- WHAT TO PRODUCE: Render the items from the first line through the line containing "plot-frame — [400, 187, 530, 331]", both included, as a numbered list, and leave out any blank lines.

- STORED DATA:

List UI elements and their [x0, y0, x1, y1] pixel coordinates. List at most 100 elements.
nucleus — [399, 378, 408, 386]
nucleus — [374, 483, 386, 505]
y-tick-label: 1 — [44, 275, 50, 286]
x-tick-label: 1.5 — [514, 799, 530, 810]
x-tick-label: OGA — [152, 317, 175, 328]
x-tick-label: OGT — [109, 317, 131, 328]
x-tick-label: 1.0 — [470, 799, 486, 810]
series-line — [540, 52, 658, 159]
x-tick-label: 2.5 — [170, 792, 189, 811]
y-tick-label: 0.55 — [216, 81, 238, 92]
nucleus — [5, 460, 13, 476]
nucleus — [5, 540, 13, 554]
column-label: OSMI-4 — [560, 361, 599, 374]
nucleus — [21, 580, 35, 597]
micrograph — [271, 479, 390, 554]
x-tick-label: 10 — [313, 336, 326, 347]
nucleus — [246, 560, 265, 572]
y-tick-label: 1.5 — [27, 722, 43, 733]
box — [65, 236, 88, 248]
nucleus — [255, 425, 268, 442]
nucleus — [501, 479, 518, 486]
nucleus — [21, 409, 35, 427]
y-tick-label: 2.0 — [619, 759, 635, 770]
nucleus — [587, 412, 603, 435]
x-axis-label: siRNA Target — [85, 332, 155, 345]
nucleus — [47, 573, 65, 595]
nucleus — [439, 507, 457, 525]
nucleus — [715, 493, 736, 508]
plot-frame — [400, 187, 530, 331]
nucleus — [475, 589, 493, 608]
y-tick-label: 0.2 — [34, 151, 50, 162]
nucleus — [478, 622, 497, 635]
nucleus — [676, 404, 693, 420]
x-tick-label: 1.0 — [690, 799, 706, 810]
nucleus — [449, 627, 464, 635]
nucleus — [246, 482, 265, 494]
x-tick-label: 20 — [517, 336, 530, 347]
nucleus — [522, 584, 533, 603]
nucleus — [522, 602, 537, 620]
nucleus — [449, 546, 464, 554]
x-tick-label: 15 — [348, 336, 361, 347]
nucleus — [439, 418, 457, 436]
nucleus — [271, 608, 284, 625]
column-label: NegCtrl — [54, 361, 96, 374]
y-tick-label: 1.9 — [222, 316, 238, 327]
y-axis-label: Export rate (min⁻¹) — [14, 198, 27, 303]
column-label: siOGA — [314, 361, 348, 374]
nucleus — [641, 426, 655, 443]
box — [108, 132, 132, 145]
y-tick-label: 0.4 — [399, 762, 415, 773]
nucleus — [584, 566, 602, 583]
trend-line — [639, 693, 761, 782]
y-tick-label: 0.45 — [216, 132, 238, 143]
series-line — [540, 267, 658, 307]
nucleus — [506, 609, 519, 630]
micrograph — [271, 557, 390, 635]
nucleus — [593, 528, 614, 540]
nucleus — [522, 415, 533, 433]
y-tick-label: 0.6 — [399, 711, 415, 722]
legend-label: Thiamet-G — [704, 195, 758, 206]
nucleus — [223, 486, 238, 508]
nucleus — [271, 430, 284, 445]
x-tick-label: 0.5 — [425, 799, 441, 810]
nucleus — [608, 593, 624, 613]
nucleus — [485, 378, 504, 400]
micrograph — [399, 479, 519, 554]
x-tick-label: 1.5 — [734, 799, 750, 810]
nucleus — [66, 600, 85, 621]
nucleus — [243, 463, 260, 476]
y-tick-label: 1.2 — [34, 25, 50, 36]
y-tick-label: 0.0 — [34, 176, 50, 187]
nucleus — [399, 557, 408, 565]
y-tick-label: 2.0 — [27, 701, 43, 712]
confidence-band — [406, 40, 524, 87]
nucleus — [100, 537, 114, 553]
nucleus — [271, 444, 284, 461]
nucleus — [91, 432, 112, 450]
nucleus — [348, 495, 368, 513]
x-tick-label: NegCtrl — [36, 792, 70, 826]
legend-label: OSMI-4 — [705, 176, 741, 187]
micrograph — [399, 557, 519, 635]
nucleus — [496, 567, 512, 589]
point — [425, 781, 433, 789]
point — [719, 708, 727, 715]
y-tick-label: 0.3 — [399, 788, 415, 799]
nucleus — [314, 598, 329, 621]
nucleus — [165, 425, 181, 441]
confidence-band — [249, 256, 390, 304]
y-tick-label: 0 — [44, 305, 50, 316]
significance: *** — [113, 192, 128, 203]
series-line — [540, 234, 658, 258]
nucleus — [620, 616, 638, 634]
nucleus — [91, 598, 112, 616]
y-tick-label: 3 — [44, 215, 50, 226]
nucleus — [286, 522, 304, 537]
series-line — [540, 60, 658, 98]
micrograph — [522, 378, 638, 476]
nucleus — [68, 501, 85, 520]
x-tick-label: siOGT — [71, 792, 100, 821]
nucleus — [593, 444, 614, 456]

- SOLUTION FOR THIS EXERCISE:
1. List UI elements and their [x0, y0, x1, y1] pixel coordinates. List at most 100 elements.
2. nucleus — [399, 378, 408, 386]
3. nucleus — [374, 483, 386, 505]
4. y-tick-label: 1 — [44, 275, 50, 286]
5. x-tick-label: 1.5 — [514, 799, 530, 810]
6. x-tick-label: OGA — [152, 317, 175, 328]
7. x-tick-label: OGT — [109, 317, 131, 328]
8. x-tick-label: 1.0 — [470, 799, 486, 810]
9. series-line — [540, 52, 658, 159]
10. x-tick-label: 2.5 — [170, 792, 189, 811]
11. y-tick-label: 0.55 — [216, 81, 238, 92]
12. nucleus — [5, 460, 13, 476]
13. nucleus — [5, 540, 13, 554]
14. column-label: OSMI-4 — [560, 361, 599, 374]
15. nucleus — [21, 580, 35, 597]
16. micrograph — [271, 479, 390, 554]
17. x-tick-label: 10 — [313, 336, 326, 347]
18. nucleus — [246, 560, 265, 572]
19. y-tick-label: 1.5 — [27, 722, 43, 733]
20. box — [65, 236, 88, 248]
21. nucleus — [255, 425, 268, 442]
22. nucleus — [501, 479, 518, 486]
23. nucleus — [21, 409, 35, 427]
24. y-tick-label: 2.0 — [619, 759, 635, 770]
25. nucleus — [587, 412, 603, 435]
26. x-axis-label: siRNA Target — [85, 332, 155, 345]
27. nucleus — [47, 573, 65, 595]
28. nucleus — [439, 507, 457, 525]
29. nucleus — [715, 493, 736, 508]
30. plot-frame — [400, 187, 530, 331]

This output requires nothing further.